Instructions for the task: How many of the lines below contain "xlabel"? Answer with that number alone.
####
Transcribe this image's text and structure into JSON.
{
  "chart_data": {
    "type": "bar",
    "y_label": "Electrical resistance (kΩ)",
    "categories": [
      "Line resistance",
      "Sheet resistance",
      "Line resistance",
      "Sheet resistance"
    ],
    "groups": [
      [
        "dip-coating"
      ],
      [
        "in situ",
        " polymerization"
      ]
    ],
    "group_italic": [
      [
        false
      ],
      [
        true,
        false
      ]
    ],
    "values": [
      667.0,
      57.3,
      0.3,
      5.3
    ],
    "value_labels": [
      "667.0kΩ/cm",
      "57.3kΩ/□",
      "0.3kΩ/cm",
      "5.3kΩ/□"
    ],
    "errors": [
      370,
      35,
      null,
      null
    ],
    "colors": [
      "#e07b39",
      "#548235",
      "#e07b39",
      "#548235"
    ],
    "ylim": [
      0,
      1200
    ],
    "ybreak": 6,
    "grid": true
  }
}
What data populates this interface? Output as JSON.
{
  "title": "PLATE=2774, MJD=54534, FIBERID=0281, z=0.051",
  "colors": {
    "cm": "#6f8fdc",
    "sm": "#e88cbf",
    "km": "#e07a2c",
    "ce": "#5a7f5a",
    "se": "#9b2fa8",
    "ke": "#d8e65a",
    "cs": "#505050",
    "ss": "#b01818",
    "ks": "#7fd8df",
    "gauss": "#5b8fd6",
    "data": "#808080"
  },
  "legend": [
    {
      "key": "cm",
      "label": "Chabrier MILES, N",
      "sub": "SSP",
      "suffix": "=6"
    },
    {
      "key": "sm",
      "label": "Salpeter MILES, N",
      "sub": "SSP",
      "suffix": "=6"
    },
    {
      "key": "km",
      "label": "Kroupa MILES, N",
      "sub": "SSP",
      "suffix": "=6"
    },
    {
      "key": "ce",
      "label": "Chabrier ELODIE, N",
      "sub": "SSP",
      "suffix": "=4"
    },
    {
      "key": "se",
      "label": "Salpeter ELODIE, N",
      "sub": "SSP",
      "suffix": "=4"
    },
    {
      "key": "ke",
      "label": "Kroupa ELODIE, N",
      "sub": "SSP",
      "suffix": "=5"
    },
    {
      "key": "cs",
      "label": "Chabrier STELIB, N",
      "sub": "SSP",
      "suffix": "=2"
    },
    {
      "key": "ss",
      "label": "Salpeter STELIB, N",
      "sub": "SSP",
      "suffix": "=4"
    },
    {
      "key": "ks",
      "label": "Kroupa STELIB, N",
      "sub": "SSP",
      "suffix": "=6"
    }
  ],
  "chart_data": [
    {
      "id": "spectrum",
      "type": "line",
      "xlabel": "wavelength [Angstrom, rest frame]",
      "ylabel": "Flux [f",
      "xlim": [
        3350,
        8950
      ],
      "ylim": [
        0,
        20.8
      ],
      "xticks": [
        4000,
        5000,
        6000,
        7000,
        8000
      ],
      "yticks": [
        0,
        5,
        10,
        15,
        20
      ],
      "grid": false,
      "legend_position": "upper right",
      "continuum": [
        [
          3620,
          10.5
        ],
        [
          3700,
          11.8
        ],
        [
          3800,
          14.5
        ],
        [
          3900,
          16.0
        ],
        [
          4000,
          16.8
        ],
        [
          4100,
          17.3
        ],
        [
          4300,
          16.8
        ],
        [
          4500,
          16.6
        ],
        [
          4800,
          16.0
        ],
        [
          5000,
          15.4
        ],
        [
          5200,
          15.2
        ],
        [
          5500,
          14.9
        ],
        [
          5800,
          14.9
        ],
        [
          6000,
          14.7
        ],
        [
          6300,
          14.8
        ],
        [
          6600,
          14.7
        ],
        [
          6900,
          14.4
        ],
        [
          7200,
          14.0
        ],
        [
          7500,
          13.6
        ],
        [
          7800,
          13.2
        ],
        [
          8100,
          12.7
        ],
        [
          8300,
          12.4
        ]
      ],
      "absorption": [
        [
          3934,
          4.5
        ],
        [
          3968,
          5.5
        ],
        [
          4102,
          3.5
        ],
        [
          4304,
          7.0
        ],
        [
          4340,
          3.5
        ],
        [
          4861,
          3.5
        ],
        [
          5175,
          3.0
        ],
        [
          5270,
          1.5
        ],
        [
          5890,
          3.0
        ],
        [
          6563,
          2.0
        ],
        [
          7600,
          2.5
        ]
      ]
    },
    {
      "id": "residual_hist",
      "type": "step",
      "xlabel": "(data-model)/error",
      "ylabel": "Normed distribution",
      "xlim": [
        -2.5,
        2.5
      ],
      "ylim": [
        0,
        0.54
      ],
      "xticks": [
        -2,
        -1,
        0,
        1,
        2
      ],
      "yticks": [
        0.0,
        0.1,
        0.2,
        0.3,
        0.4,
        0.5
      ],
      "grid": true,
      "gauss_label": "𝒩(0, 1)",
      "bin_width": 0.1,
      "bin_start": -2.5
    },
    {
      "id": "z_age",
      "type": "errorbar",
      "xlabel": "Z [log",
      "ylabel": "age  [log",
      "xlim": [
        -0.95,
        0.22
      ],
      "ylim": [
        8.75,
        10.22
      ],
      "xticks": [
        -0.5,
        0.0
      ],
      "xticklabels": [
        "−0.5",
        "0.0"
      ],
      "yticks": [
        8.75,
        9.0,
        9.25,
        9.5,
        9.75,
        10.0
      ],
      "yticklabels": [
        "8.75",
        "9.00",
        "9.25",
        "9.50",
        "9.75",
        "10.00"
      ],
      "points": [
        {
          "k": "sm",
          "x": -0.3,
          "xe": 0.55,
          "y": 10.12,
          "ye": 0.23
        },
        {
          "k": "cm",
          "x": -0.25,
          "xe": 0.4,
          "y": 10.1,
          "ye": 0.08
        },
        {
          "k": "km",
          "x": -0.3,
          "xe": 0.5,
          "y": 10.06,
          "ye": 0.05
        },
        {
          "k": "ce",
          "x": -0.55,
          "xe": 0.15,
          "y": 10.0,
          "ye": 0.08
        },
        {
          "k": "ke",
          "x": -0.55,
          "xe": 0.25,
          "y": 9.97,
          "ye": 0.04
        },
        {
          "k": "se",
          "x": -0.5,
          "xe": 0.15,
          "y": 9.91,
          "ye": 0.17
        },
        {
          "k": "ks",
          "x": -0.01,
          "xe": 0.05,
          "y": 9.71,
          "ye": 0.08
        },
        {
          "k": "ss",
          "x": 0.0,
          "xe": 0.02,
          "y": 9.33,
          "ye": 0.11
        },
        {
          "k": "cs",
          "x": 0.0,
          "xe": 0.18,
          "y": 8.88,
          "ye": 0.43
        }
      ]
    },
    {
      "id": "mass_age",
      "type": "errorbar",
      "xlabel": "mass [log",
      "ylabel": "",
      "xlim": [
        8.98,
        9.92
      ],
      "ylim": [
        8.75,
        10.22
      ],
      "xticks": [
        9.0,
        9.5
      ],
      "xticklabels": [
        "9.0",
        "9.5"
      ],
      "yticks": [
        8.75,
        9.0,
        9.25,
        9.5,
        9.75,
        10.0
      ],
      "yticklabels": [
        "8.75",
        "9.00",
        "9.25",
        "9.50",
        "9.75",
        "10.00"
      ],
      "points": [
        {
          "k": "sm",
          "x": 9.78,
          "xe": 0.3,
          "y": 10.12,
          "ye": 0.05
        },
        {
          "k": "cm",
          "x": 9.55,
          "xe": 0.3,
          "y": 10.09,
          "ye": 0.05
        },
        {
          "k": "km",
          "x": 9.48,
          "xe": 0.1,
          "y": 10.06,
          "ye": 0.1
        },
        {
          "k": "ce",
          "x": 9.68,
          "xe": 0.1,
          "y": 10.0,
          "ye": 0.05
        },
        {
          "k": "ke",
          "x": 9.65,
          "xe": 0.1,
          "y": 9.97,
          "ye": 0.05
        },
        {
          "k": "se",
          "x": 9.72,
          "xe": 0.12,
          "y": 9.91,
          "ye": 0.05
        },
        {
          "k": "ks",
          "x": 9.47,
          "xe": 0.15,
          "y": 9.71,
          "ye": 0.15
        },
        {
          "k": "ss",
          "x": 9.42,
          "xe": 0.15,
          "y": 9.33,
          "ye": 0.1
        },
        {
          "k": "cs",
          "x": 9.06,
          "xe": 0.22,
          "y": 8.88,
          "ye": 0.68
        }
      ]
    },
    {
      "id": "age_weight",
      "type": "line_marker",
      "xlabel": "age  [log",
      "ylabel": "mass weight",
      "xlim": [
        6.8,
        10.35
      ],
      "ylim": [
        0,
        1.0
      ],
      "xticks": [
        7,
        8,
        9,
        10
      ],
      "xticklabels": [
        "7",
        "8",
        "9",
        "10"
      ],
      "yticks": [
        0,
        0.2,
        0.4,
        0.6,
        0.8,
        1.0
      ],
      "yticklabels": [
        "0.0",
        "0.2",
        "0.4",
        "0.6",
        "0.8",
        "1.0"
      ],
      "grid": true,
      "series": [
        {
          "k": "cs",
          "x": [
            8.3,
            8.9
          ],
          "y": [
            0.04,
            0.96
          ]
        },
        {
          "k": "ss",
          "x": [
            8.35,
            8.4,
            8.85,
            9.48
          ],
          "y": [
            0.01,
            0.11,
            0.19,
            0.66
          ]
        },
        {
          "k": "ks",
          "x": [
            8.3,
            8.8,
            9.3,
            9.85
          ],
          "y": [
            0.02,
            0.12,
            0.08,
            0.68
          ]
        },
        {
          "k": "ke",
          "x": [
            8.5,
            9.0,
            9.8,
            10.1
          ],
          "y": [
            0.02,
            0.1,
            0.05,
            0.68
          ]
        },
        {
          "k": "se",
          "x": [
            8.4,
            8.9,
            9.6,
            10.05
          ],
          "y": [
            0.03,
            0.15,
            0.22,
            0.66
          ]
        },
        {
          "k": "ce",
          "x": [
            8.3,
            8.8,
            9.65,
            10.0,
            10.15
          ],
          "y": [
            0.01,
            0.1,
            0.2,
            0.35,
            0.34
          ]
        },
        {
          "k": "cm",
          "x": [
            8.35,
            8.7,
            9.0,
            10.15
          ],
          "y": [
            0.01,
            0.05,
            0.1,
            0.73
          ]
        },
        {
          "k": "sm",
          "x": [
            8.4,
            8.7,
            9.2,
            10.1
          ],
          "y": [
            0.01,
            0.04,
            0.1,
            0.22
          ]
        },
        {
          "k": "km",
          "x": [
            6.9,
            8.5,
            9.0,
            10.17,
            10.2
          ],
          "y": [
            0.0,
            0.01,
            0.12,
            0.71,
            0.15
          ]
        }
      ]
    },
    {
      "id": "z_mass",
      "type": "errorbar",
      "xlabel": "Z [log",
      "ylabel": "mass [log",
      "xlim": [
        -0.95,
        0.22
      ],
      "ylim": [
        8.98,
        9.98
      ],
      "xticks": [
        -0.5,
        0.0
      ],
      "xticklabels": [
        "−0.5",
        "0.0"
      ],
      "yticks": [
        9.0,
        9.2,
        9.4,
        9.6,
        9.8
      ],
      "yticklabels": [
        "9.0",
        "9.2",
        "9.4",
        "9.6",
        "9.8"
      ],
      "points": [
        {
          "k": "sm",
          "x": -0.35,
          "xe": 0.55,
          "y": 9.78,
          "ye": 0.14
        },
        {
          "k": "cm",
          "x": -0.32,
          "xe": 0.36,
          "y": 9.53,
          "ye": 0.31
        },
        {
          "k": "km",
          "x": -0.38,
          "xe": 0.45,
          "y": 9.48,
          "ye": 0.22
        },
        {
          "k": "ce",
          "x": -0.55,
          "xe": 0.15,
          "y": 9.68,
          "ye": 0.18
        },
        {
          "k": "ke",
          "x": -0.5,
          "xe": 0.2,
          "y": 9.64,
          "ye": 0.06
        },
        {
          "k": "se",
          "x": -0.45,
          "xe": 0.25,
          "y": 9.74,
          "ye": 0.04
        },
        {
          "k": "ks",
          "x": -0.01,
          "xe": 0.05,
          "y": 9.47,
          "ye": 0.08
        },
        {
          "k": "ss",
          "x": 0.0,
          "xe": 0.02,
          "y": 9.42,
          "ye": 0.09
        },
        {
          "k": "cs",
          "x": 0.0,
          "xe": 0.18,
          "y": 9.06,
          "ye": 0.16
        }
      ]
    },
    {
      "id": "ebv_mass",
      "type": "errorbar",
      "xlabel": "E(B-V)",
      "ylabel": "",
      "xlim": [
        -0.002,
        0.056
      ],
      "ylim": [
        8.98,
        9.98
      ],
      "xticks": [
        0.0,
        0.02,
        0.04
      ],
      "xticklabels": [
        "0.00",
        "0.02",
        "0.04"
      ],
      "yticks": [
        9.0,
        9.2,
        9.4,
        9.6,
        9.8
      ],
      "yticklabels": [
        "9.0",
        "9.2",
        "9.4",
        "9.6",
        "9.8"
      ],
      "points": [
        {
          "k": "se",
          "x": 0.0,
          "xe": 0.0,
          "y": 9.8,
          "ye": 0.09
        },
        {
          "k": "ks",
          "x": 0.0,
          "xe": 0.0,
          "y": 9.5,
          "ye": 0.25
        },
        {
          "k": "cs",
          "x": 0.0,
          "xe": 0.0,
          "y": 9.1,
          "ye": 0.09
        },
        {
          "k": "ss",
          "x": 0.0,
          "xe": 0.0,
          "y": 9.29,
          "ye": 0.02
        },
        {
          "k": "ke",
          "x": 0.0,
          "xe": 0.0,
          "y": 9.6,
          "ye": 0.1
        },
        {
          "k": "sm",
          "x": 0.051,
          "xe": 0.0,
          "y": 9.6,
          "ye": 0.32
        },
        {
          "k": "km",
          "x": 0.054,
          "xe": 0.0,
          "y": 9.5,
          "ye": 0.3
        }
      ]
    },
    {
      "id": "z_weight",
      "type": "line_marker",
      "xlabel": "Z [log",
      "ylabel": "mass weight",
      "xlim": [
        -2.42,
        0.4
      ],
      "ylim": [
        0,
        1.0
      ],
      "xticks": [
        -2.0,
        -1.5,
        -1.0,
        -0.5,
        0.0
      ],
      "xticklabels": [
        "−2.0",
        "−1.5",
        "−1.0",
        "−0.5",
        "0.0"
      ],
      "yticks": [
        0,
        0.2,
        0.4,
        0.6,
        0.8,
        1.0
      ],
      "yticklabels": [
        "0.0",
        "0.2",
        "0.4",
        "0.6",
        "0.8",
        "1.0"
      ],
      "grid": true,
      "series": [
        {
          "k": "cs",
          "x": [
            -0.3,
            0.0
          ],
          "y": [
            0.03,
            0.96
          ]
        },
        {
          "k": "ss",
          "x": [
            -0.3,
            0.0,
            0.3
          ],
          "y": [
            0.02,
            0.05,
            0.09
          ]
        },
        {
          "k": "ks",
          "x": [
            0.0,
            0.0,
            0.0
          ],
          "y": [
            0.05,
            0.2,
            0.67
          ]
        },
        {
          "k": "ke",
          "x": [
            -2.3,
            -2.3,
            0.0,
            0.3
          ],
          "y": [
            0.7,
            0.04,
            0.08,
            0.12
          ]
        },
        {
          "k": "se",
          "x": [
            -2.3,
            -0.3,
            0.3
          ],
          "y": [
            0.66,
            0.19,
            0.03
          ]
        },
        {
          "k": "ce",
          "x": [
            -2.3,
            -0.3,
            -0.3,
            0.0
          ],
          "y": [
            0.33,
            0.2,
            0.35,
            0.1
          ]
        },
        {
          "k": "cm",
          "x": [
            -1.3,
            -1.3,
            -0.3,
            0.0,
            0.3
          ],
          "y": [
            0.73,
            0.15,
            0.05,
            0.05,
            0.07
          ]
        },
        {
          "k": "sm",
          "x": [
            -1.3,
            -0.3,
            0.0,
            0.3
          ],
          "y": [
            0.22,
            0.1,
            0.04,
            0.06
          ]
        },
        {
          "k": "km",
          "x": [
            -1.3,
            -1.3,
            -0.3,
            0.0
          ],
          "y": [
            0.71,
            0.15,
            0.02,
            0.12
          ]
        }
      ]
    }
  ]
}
####
Full output: 8